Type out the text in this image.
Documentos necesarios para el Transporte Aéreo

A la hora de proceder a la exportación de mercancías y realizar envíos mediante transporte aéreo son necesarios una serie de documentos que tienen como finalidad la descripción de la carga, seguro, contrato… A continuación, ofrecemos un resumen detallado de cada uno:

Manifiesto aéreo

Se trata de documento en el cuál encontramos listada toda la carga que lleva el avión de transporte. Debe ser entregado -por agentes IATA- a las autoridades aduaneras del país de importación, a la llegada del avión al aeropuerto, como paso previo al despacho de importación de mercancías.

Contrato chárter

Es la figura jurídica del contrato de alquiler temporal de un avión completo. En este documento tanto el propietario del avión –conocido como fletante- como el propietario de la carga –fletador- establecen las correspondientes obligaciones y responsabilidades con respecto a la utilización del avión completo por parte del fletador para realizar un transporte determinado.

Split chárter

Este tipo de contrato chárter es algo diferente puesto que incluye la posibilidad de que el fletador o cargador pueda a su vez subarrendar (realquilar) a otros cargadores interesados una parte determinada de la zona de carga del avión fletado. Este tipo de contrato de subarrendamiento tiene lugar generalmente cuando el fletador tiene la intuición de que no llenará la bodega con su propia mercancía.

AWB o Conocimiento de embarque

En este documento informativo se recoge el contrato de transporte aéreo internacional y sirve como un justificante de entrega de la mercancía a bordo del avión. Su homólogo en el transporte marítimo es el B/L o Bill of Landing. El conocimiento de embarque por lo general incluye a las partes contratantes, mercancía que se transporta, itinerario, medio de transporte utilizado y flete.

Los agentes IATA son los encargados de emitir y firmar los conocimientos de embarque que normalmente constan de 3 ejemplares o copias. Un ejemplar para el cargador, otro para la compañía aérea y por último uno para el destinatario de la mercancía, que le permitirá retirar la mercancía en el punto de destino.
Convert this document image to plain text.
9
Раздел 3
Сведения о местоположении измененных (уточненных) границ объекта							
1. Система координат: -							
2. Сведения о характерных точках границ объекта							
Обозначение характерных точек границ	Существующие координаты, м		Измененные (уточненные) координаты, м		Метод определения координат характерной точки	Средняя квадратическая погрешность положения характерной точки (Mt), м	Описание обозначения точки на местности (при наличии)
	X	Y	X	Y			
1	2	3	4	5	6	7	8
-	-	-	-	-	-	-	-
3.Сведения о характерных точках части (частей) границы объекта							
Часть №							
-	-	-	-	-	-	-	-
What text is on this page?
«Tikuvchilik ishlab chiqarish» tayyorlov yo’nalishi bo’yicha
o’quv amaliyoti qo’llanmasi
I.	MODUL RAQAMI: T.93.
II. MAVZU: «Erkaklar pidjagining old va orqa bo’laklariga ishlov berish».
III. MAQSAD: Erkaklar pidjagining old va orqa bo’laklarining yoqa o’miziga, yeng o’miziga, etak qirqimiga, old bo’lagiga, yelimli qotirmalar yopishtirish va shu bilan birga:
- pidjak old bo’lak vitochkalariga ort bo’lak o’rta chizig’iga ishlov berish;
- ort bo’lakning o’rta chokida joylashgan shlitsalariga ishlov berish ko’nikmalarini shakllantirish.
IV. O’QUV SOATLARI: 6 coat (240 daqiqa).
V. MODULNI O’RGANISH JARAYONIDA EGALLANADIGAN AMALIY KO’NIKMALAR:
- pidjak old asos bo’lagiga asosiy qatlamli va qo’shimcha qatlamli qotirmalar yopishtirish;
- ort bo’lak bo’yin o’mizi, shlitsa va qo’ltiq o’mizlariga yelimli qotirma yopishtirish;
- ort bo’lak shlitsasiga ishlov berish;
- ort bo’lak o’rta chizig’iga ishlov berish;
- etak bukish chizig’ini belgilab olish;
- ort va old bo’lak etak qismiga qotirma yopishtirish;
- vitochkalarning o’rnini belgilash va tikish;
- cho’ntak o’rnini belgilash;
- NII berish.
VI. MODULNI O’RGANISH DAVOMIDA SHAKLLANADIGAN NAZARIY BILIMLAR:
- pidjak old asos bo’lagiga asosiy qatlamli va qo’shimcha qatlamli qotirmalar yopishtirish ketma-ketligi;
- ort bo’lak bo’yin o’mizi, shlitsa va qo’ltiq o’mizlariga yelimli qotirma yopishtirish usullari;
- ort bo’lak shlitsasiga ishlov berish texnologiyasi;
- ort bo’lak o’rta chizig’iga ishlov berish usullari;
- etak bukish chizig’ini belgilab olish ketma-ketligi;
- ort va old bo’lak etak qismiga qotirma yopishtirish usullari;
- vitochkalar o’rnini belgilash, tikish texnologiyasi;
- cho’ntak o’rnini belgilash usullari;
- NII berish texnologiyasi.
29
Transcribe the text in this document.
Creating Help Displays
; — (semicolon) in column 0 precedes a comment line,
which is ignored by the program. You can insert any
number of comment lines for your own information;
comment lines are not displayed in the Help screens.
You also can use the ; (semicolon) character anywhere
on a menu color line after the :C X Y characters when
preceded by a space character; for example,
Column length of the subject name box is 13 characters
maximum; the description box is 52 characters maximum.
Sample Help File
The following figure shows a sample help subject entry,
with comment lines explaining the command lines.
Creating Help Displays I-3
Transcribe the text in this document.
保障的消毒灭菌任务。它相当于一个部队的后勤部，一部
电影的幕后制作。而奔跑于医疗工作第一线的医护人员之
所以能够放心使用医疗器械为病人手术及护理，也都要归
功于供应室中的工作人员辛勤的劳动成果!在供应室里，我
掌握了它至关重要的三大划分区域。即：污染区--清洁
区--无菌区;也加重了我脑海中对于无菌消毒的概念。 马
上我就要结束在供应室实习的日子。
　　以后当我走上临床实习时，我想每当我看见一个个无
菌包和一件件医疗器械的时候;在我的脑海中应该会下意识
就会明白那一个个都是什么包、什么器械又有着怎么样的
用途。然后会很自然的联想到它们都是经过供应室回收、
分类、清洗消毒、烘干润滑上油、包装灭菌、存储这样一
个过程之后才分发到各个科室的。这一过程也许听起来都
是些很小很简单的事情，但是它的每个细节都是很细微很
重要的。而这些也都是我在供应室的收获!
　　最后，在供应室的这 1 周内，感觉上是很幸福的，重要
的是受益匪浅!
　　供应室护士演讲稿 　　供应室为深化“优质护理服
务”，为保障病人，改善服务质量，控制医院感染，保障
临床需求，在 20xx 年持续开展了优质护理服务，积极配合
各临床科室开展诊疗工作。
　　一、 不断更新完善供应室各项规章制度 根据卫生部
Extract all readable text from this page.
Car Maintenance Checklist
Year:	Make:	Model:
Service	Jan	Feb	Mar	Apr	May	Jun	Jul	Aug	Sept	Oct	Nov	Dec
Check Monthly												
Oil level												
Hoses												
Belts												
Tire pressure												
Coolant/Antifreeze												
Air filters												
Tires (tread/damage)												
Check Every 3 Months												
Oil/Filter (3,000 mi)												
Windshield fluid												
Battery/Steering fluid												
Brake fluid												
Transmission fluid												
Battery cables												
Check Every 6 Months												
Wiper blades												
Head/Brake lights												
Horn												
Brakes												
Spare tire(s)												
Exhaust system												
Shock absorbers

■ ■ ■ ■ ■ ■ ■

Exercise: Extract every entry in the listing word for word.

Exercise solution:
Type out the text in this image.
Documentos necesarios para el Transporte Aéreo

A la hora de proceder a la exportación de mercancías y realizar envíos mediante transporte aéreo son necesarios una serie de documentos que tienen como finalidad la descripción de la carga, seguro, contrato… A continuación, ofrecemos un resumen detallado de cada uno:

Manifiesto aéreo

Se trata de documento en el cuál encontramos listada toda la carga que lleva el avión de transporte. Debe ser entregado -por agentes IATA- a las autoridades aduaneras del país de importación, a la llegada del avión al aeropuerto, como paso previo al despacho de importación de mercancías.

Contrato chárter

Es la figura jurídica del contrato de alquiler temporal de un avión completo. En este documento tanto el propietario del avión –conocido como fletante- como el propietario de la carga –fletador- establecen las correspondientes obligaciones y responsabilidades con respecto a la utilización del avión completo por parte del fletador para realizar un transporte determinado.

Split chárter

Este tipo de contrato chárter es algo diferente puesto que incluye la posibilidad de que el fletador o cargador pueda a su vez subarrendar (realquilar) a otros cargadores interesados una parte determinada de la zona de carga del avión fletado. Este tipo de contrato de subarrendamiento tiene lugar generalmente cuando el fletador tiene la intuición de que no llenará la bodega con su propia mercancía.

AWB o Conocimiento de embarque

En este documento informativo se recoge el contrato de transporte aéreo internacional y sirve como un justificante de entrega de la mercancía a bordo del avión. Su homólogo en el transporte marítimo es el B/L o Bill of Landing. El conocimiento de embarque por lo general incluye a las partes contratantes, mercancía que se transporta, itinerario, medio de transporte utilizado y flete.

Los agentes IATA son los encargados de emitir y firmar los conocimientos de embarque que normalmente constan de 3 ejemplares o copias. Un ejemplar para el cargador, otro para la compañía aérea y por último uno para el destinatario de la mercancía, que le permitirá retirar la mercancía en el punto de destino.
Convert this document image to plain text.
9
Раздел 3
Сведения о местоположении измененных (уточненных) границ объекта							
1. Система координат: -							
2. Сведения о характерных точках границ объекта							
Обозначение характерных точек границ	Существующие координаты, м		Измененные (уточненные) координаты, м		Метод определения координат характерной точки	Средняя квадратическая погрешность положения характерной точки (Mt), м	Описание обозначения точки на местности (при наличии)
	X	Y	X	Y			
1	2	3	4	5	6	7	8
-	-	-	-	-	-	-	-
3.Сведения о характерных точках части (частей) границы объекта							
Часть №							
-	-	-	-	-	-	-	-
What text is on this page?
«Tikuvchilik ishlab chiqarish» tayyorlov yo’nalishi bo’yicha
o’quv amaliyoti qo’llanmasi
I.	MODUL RAQAMI: T.93.
II. MAVZU: «Erkaklar pidjagining old va orqa bo’laklariga ishlov berish».
III. MAQSAD: Erkaklar pidjagining old va orqa bo’laklarining yoqa o’miziga, yeng o’miziga, etak qirqimiga, old bo’lagiga, yelimli qotirmalar yopishtirish va shu bilan birga:
- pidjak old bo’lak vitochkalariga ort bo’lak o’rta chizig’iga ishlov berish;
- ort bo’lakning o’rta chokida joylashgan shlitsalariga ishlov berish ko’nikmalarini shakllantirish.
IV. O’QUV SOATLARI: 6 coat (240 daqiqa).
V. MODULNI O’RGANISH JARAYONIDA EGALLANADIGAN AMALIY KO’NIKMALAR:
- pidjak old asos bo’lagiga asosiy qatlamli va qo’shimcha qatlamli qotirmalar yopishtirish;
- ort bo’lak bo’yin o’mizi, shlitsa va qo’ltiq o’mizlariga yelimli qotirma yopishtirish;
- ort bo’lak shlitsasiga ishlov berish;
- ort bo’lak o’rta chizig’iga ishlov berish;
- etak bukish chizig’ini belgilab olish;
- ort va old bo’lak etak qismiga qotirma yopishtirish;
- vitochkalarning o’rnini belgilash va tikish;
- cho’ntak o’rnini belgilash;
- NII berish.
VI. MODULNI O’RGANISH DAVOMIDA SHAKLLANADIGAN NAZARIY BILIMLAR:
- pidjak old asos bo’lagiga asosiy qatlamli va qo’shimcha qatlamli qotirmalar yopishtirish ketma-ketligi;
- ort bo’lak bo’yin o’mizi, shlitsa va qo’ltiq o’mizlariga yelimli qotirma yopishtirish usullari;
- ort bo’lak shlitsasiga ishlov berish texnologiyasi;
- ort bo’lak o’rta chizig’iga ishlov berish usullari;
- etak bukish chizig’ini belgilab olish ketma-ketligi;
- ort va old bo’lak etak qismiga qotirma yopishtirish usullari;
- vitochkalar o’rnini belgilash, tikish texnologiyasi;
- cho’ntak o’rnini belgilash usullari;
- NII berish texnologiyasi.
29
Transcribe the text in this document.
Creating Help Displays
; — (semicolon) in column 0 precedes a comment line,
which is ignored by the program. You can insert any
number of comment lines for your own information;
comment lines are not displayed in the Help screens.
You also can use the ; (semicolon) character anywhere
on a menu color line after the :C X Y characters when
preceded by a space character; for example,
Column length of the subject name box is 13 characters
maximum; the description box is 52 characters maximum.
Sample Help File
The following figure shows a sample help subject entry,
with comment lines explaining the command lines.
Creating Help Displays I-3
Transcribe the text in this document.
保障的消毒灭菌任务。它相当于一个部队的后勤部，一部
电影的幕后制作。而奔跑于医疗工作第一线的医护人员之
所以能够放心使用医疗器械为病人手术及护理，也都要归
功于供应室中的工作人员辛勤的劳动成果!在供应室里，我
掌握了它至关重要的三大划分区域。即：污染区--清洁
区--无菌区;也加重了我脑海中对于无菌消毒的概念。 马
上我就要结束在供应室实习的日子。
　　以后当我走上临床实习时，我想每当我看见一个个无
菌包和一件件医疗器械的时候;在我的脑海中应该会下意识
就会明白那一个个都是什么包、什么器械又有着怎么样的
用途。然后会很自然的联想到它们都是经过供应室回收、
分类、清洗消毒、烘干润滑上油、包装灭菌、存储这样一
个过程之后才分发到各个科室的。这一过程也许听起来都
是些很小很简单的事情，但是它的每个细节都是很细微很
重要的。而这些也都是我在供应室的收获!
　　最后，在供应室的这 1 周内，感觉上是很幸福的，重要
的是受益匪浅!
　　供应室护士演讲稿 　　供应室为深化“优质护理服
务”，为保障病人，改善服务质量，控制医院感染，保障
临床需求，在 20xx 年持续开展了优质护理服务，积极配合
各临床科室开展诊疗工作。
　　一、 不断更新完善供应室各项规章制度 根据卫生部
Extract all readable text from this page.
Car Maintenance Checklist
Year:	Make:	Model:
Service	Jan	Feb	Mar	Apr	May	Jun	Jul	Aug	Sept	Oct	Nov	Dec
Check Monthly												
Oil level												
Hoses												
Belts												
Tire pressure												
Coolant/Antifreeze												
Air filters												
Tires (tread/damage)												
Check Every 3 Months												
Oil/Filter (3,000 mi)												
Windshield fluid												
Battery/Steering fluid												
Brake fluid												
Transmission fluid												
Battery cables												
Check Every 6 Months												
Wiper blades												
Head/Brake lights												
Horn												
Brakes												
Spare tire(s)												
Exhaust system												
Shock absorbers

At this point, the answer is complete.